### Short task
Search the listing below for the string "this" and copy every line where it occurs.

### Given records
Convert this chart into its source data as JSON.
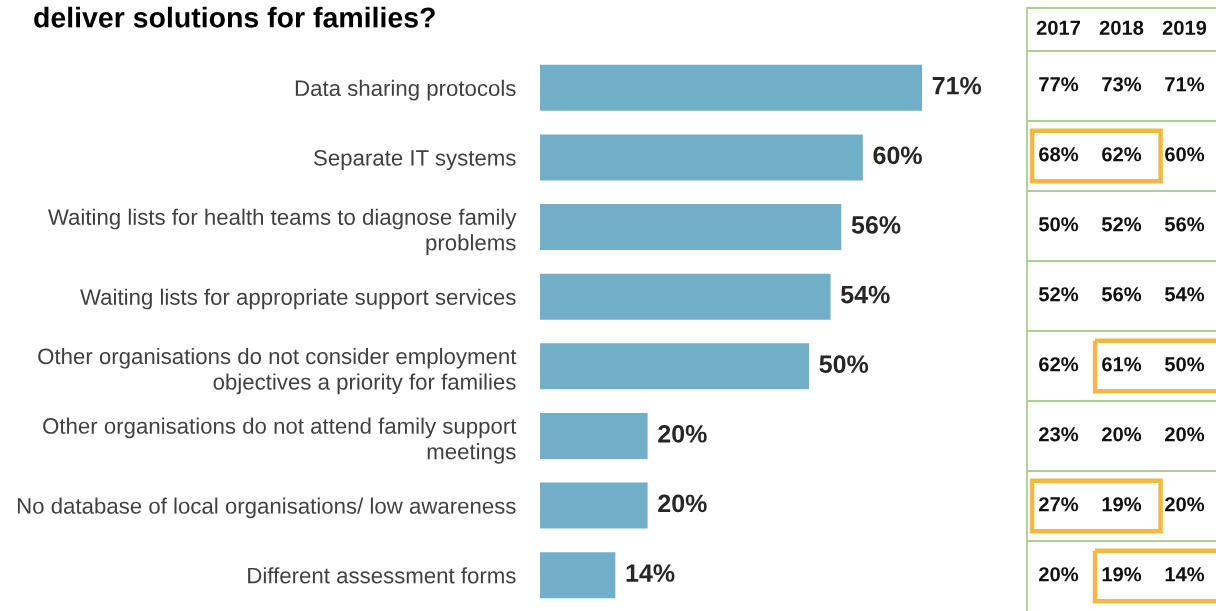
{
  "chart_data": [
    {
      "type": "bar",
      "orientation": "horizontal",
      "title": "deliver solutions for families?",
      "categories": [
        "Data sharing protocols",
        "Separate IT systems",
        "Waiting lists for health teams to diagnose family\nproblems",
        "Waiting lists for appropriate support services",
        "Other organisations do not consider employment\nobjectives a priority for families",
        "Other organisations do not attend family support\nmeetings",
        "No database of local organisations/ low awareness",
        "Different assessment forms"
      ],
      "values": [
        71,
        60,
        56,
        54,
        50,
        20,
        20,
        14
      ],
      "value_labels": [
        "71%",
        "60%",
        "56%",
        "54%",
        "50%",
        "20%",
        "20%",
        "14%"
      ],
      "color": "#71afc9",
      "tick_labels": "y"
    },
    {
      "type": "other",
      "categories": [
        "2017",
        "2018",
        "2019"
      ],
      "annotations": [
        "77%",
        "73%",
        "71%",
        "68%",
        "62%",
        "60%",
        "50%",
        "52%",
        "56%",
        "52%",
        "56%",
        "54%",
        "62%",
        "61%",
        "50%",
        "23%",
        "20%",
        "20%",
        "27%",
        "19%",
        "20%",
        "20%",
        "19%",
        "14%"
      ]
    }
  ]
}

---

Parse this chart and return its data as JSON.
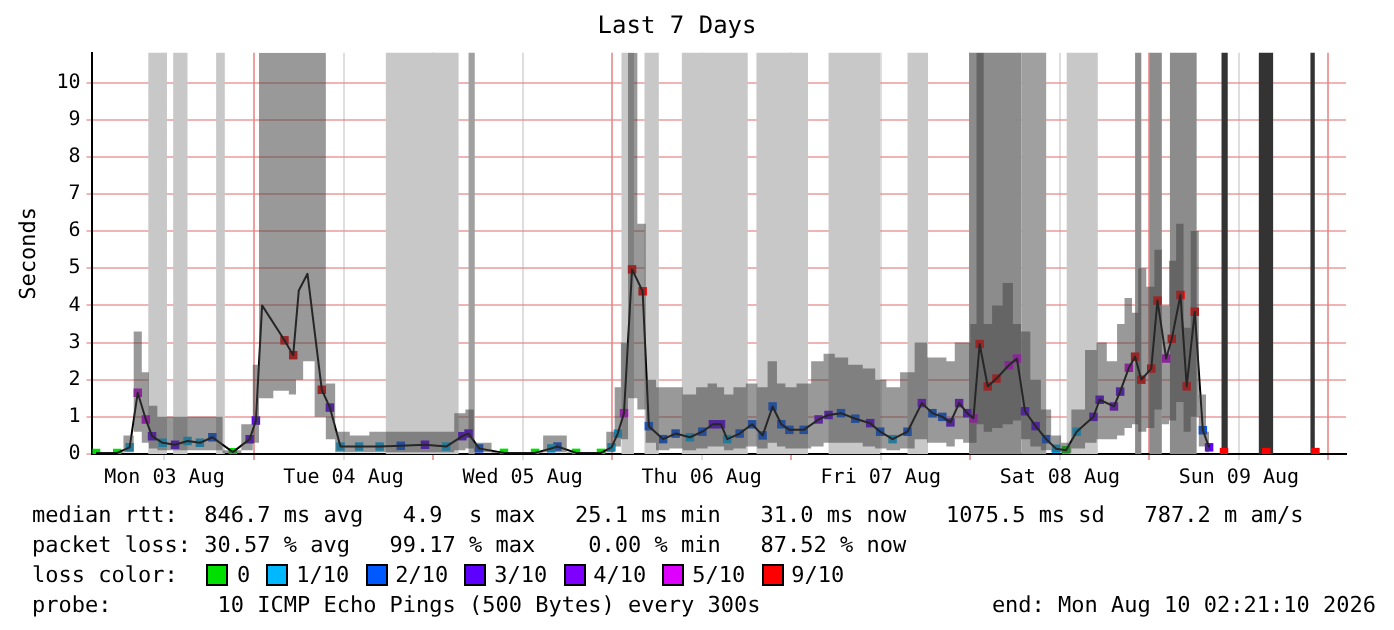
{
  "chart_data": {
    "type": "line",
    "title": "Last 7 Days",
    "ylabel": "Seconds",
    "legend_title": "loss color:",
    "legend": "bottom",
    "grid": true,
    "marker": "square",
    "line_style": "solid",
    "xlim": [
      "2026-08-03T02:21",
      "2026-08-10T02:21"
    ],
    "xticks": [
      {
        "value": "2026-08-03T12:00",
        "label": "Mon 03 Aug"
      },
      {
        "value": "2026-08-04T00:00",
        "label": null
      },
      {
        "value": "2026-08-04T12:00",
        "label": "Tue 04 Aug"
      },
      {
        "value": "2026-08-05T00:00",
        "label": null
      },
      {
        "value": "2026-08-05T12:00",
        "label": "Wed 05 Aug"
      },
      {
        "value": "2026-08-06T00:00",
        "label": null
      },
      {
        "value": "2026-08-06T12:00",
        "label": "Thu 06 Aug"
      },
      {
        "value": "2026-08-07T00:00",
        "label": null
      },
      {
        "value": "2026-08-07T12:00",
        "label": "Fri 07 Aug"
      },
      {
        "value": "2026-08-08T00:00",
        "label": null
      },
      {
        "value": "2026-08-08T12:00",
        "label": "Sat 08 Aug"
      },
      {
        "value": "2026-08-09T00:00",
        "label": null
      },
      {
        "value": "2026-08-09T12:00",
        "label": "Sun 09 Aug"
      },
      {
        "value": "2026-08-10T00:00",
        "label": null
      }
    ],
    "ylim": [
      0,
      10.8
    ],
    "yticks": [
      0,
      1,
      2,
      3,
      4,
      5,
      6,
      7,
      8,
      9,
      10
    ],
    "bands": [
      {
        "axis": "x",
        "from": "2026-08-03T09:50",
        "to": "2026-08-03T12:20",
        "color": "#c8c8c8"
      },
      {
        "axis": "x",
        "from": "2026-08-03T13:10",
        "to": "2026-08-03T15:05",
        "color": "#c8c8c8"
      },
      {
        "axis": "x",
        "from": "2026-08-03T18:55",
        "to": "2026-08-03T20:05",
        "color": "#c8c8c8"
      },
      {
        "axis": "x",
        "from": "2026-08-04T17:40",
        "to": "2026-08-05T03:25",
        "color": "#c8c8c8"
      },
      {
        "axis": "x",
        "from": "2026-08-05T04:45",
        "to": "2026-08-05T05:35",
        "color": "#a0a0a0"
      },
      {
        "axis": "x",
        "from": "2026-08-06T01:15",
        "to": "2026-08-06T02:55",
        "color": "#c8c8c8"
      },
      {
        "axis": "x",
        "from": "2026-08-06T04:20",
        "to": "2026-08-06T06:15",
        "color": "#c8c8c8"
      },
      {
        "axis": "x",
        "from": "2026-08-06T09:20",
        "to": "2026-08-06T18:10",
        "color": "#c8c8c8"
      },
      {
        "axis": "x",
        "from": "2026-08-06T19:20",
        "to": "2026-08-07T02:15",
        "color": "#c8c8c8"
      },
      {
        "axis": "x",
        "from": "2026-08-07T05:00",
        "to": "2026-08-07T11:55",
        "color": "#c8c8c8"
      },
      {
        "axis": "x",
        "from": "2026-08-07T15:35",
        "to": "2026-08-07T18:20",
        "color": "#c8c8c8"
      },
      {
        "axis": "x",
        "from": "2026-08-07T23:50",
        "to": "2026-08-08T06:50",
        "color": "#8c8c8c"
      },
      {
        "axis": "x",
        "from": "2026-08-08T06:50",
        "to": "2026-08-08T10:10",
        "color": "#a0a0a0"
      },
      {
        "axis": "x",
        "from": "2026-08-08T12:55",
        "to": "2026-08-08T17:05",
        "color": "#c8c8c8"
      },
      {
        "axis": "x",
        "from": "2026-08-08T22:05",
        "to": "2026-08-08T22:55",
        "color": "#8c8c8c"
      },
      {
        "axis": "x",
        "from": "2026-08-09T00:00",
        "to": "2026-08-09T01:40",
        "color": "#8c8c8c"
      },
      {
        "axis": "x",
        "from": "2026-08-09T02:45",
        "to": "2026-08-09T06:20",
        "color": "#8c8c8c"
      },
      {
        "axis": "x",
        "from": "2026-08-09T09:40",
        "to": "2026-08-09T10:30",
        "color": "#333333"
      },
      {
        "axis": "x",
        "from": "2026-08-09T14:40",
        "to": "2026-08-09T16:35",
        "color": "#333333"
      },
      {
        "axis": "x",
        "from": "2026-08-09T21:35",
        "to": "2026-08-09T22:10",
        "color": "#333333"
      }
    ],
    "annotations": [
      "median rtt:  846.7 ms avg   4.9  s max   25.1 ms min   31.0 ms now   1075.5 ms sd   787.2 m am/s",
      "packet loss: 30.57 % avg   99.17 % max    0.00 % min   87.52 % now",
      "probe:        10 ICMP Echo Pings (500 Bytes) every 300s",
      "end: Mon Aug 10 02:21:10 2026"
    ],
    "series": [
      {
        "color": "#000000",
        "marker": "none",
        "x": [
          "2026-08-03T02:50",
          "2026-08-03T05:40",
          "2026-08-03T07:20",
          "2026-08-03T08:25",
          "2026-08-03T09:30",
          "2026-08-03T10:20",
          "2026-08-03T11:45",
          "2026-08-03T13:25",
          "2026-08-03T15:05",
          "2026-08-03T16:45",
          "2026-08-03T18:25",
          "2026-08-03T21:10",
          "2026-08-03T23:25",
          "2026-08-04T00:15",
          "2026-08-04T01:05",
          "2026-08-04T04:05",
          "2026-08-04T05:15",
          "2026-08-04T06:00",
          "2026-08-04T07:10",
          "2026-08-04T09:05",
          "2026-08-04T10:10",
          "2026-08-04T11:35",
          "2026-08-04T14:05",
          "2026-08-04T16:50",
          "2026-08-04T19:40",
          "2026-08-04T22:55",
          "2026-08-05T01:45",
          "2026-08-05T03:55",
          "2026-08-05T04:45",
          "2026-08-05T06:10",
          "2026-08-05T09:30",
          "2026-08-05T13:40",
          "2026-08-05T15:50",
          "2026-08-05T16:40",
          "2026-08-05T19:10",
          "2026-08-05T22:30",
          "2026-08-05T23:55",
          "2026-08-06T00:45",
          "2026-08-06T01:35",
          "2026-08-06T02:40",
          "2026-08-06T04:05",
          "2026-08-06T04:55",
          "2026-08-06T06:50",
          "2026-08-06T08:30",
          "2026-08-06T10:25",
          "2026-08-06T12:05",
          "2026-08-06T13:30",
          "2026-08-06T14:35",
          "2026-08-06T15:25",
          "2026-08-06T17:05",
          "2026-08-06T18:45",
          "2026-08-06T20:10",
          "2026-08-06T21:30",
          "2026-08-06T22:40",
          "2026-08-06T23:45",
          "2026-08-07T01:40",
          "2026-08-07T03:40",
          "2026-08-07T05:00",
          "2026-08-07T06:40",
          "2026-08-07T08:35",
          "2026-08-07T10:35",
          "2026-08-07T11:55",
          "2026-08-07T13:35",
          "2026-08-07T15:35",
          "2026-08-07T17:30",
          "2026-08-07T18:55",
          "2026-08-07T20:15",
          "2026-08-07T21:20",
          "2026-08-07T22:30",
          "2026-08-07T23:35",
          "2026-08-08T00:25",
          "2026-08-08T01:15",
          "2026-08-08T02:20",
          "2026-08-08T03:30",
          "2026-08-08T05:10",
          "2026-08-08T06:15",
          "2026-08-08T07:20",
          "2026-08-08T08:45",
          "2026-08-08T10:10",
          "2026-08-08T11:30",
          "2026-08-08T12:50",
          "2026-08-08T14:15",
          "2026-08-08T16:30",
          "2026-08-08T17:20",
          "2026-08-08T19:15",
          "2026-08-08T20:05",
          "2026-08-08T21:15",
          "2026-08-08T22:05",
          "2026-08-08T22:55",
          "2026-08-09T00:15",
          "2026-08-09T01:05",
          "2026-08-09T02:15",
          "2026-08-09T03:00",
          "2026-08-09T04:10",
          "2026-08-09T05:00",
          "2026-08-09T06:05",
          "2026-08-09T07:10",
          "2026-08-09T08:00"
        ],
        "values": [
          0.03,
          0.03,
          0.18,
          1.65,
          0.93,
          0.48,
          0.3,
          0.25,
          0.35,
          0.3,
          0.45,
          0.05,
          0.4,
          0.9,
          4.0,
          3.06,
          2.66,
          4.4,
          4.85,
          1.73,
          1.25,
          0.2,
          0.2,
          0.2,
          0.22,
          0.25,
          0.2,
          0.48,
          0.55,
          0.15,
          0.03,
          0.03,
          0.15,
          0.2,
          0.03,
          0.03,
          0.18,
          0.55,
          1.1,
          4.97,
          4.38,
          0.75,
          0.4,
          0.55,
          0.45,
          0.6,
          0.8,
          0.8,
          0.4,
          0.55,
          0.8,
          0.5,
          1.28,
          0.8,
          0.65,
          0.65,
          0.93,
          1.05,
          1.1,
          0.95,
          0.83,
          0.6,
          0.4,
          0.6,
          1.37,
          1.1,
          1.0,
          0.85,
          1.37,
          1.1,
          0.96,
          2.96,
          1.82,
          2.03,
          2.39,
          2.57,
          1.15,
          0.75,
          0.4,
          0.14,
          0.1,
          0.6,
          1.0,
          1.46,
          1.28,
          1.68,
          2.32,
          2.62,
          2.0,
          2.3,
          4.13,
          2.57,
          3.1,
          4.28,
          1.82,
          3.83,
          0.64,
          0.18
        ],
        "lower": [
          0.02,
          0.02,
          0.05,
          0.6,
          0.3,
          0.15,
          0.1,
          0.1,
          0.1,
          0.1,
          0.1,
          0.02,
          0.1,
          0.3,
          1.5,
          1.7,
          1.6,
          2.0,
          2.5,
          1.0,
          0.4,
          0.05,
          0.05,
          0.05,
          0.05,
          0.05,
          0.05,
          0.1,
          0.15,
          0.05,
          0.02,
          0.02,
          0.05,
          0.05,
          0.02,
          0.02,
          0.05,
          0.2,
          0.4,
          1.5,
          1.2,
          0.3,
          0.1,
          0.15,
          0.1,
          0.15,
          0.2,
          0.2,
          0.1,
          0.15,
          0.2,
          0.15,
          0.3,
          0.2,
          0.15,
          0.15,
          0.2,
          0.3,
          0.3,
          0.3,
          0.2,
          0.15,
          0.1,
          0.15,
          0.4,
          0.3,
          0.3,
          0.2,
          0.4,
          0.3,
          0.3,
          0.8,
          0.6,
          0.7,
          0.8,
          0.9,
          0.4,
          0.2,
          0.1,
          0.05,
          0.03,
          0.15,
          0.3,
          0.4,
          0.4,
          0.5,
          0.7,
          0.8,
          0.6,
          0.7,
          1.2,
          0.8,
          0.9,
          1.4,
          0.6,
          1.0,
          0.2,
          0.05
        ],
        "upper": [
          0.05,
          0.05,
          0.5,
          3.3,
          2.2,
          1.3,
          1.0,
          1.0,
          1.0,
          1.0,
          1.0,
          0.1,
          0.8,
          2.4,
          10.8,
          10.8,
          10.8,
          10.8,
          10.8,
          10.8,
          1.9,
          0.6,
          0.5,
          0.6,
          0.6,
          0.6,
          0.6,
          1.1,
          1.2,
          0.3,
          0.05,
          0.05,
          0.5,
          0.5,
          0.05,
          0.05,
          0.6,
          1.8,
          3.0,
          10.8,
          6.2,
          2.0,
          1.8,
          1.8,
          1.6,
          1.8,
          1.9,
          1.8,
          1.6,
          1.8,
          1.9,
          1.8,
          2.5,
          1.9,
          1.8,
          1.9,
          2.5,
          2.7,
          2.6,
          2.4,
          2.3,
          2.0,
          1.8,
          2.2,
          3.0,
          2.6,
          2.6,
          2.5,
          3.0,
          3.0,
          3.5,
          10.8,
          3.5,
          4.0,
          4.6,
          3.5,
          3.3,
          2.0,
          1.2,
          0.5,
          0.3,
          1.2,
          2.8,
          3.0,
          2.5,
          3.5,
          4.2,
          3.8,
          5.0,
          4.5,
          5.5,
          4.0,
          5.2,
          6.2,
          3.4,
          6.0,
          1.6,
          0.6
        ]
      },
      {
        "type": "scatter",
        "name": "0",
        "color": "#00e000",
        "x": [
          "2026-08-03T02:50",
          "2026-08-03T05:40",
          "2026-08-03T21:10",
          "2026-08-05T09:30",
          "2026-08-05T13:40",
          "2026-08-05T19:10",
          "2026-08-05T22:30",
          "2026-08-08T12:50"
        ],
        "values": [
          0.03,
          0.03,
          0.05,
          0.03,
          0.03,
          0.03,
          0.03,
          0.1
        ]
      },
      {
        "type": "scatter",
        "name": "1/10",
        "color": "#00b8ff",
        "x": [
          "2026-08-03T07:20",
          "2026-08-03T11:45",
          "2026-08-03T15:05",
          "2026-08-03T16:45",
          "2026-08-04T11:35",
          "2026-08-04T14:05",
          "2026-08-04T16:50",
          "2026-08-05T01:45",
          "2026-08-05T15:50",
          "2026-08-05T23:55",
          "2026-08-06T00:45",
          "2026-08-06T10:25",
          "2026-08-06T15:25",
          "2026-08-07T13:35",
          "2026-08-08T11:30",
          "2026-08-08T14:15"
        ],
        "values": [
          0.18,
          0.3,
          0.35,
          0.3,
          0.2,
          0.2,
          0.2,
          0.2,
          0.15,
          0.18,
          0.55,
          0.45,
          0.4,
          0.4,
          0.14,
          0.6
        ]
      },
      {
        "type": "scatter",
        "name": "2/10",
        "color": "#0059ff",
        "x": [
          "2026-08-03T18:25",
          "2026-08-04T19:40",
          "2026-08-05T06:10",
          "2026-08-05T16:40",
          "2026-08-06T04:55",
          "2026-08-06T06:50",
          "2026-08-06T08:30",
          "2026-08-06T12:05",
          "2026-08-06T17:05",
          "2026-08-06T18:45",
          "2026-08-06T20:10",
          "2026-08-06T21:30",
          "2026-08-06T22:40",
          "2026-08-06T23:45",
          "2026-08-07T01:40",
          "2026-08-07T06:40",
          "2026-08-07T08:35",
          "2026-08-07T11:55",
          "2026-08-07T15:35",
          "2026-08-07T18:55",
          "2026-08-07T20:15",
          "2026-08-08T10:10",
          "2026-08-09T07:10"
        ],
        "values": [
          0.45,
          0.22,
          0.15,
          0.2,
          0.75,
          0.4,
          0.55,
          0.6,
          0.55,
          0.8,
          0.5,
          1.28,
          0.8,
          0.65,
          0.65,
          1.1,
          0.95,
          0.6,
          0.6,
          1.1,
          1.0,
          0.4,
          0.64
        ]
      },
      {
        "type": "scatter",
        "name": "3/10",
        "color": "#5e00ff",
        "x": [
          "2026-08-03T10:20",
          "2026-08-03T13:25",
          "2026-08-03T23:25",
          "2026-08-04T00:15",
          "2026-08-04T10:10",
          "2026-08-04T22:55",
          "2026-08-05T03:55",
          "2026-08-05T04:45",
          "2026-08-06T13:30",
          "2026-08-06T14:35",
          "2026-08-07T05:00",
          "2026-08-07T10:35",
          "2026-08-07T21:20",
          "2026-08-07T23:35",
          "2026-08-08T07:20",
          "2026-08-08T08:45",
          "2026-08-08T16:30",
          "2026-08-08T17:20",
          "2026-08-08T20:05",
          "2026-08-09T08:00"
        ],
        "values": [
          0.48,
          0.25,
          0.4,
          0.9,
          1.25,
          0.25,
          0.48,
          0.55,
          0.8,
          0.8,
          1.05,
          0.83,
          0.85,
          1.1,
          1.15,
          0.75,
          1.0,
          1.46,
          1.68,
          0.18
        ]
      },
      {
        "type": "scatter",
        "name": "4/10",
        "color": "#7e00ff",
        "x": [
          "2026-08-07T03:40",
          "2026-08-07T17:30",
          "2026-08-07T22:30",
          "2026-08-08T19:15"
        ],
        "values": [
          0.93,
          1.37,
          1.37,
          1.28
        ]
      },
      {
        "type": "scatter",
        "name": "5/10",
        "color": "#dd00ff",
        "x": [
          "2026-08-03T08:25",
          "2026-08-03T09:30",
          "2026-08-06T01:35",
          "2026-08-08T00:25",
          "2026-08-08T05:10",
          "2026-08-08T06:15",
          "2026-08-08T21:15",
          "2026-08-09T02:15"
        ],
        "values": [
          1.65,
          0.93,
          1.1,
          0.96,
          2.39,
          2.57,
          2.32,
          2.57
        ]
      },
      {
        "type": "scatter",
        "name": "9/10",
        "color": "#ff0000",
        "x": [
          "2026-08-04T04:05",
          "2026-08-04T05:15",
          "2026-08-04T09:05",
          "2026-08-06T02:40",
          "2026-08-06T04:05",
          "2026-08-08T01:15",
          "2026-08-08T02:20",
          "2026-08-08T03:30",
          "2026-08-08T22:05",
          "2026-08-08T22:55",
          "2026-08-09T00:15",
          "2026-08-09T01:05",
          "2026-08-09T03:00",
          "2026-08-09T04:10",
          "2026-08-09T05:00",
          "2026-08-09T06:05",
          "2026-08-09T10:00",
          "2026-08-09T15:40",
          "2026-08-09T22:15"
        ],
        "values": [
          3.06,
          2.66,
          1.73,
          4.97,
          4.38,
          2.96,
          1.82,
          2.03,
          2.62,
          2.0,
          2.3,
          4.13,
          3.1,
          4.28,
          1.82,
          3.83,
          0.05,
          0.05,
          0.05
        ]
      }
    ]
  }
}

### Answer in full
Convert this chart into its source data as JSON.
Parse this chart and return its data as JSON.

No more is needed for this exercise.